Request: Below is a block of records. Copy every line in it that contains the word "style".
-- Start of Entries shown --
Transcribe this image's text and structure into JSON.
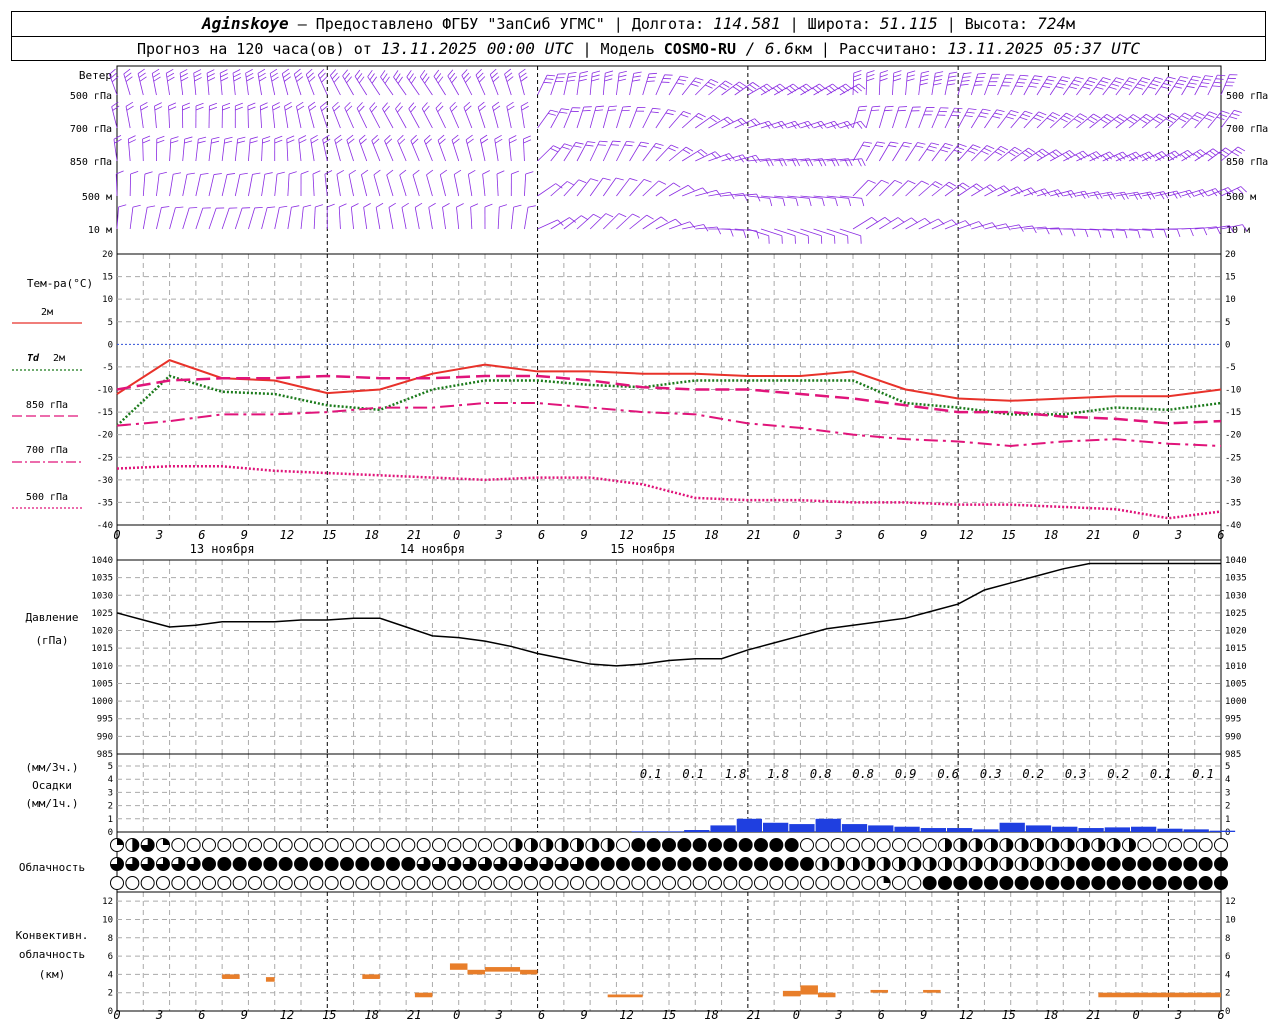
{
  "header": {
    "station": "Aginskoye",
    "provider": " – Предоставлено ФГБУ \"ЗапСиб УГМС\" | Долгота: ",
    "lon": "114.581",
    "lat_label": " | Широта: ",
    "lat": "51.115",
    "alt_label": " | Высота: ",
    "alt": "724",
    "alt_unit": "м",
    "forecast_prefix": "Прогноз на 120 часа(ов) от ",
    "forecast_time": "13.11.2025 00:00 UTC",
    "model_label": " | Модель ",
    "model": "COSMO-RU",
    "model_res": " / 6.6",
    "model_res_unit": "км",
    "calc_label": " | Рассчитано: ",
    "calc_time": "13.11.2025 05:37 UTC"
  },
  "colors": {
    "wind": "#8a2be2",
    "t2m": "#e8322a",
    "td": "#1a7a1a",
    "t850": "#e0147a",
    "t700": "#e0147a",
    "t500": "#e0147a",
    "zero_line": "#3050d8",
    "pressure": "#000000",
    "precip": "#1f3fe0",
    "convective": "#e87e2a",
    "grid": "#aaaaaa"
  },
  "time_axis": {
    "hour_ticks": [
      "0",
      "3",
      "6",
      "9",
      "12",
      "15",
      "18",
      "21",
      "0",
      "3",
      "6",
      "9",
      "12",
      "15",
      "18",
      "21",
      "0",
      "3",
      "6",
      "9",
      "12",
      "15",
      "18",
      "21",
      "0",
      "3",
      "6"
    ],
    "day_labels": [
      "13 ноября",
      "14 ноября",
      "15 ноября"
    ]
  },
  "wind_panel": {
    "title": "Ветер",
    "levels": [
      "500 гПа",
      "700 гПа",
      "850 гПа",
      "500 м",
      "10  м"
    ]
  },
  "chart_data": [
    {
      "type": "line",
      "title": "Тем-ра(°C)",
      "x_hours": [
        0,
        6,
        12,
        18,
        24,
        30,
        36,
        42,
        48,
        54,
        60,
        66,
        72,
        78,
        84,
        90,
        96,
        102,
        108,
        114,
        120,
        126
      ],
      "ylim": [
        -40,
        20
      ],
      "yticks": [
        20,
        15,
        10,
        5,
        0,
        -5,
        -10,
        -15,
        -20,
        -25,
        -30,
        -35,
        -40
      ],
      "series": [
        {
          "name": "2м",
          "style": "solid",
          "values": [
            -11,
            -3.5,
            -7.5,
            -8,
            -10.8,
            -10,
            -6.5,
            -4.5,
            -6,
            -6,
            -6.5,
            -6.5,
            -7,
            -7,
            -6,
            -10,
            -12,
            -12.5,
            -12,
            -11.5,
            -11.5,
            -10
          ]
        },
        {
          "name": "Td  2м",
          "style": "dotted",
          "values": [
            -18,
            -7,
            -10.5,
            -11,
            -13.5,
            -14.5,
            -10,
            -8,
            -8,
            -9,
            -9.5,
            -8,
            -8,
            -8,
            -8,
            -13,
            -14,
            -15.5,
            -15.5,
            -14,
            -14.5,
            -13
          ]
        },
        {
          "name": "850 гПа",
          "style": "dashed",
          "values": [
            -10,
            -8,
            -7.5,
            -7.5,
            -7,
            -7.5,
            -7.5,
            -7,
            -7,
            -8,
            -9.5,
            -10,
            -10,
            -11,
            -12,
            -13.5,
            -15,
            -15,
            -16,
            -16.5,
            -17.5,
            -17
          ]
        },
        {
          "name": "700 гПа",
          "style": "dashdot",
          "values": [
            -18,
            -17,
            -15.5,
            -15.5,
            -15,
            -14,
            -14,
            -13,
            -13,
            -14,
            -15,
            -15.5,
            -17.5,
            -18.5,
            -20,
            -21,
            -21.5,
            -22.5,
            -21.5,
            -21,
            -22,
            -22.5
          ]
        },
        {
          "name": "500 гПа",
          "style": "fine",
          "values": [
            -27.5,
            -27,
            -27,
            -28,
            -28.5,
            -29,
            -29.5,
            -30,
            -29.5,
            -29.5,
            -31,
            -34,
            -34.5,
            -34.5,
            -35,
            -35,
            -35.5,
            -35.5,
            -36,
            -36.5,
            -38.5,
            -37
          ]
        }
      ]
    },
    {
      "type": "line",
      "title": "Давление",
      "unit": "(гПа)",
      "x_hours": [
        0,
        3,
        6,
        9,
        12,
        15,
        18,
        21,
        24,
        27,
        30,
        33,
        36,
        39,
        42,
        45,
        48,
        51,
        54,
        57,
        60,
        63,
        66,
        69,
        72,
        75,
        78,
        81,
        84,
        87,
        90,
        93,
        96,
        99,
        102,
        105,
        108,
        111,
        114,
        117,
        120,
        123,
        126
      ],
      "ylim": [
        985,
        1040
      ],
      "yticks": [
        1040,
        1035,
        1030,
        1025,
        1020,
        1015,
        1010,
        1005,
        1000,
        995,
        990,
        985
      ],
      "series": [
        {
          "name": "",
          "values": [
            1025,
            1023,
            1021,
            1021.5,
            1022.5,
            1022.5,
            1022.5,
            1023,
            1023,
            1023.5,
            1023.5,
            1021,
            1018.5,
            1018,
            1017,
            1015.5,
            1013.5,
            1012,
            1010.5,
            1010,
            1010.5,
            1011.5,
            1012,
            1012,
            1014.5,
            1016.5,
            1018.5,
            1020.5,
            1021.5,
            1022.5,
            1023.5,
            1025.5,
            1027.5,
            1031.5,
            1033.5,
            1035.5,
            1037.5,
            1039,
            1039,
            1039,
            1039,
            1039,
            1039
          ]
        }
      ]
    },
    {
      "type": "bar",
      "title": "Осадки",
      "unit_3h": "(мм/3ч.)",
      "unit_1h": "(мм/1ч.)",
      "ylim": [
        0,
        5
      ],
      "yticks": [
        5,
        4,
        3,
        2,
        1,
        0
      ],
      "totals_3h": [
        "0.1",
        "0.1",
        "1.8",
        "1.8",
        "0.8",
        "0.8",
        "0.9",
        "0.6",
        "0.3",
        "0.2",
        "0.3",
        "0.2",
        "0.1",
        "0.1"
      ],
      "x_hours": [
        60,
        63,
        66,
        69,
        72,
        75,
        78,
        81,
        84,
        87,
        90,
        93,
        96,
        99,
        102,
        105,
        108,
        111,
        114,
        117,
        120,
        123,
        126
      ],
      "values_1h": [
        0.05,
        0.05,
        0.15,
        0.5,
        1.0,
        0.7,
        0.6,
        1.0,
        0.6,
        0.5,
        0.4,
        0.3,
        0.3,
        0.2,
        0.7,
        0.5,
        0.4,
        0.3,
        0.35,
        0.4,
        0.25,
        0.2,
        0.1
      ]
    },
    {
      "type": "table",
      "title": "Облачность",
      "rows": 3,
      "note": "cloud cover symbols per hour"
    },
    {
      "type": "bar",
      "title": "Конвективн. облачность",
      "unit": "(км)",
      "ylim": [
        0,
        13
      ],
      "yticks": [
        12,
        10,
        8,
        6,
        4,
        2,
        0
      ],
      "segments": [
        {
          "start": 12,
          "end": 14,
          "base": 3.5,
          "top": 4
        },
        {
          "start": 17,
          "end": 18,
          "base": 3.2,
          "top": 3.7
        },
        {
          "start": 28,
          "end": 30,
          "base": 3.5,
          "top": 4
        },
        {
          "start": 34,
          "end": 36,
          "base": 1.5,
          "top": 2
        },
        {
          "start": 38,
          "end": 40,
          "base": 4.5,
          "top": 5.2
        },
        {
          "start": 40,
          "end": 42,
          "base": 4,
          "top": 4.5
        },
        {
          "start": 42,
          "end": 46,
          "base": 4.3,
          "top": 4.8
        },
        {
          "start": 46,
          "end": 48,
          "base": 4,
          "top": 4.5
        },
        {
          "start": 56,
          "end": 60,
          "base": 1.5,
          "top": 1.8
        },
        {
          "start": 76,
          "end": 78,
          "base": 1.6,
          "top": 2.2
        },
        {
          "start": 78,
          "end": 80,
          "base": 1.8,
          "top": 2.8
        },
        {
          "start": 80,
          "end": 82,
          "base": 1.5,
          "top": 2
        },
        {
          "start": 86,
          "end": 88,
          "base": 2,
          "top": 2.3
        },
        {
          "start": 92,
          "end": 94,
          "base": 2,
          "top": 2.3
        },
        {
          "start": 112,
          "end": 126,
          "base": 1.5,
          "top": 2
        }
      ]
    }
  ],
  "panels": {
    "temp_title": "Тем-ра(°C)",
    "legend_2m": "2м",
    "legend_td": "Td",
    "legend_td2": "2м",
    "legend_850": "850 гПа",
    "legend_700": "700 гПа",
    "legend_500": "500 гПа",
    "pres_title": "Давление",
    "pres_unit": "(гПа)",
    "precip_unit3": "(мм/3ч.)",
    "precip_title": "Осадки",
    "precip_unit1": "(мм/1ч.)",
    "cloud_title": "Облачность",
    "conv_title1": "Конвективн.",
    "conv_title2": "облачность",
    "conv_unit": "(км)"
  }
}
-- End of Entries shown --
Reply:
          "style": "solid",
          "style": "dotted",
          "style": "dashed",
          "style": "dashdot",
          "style": "fine",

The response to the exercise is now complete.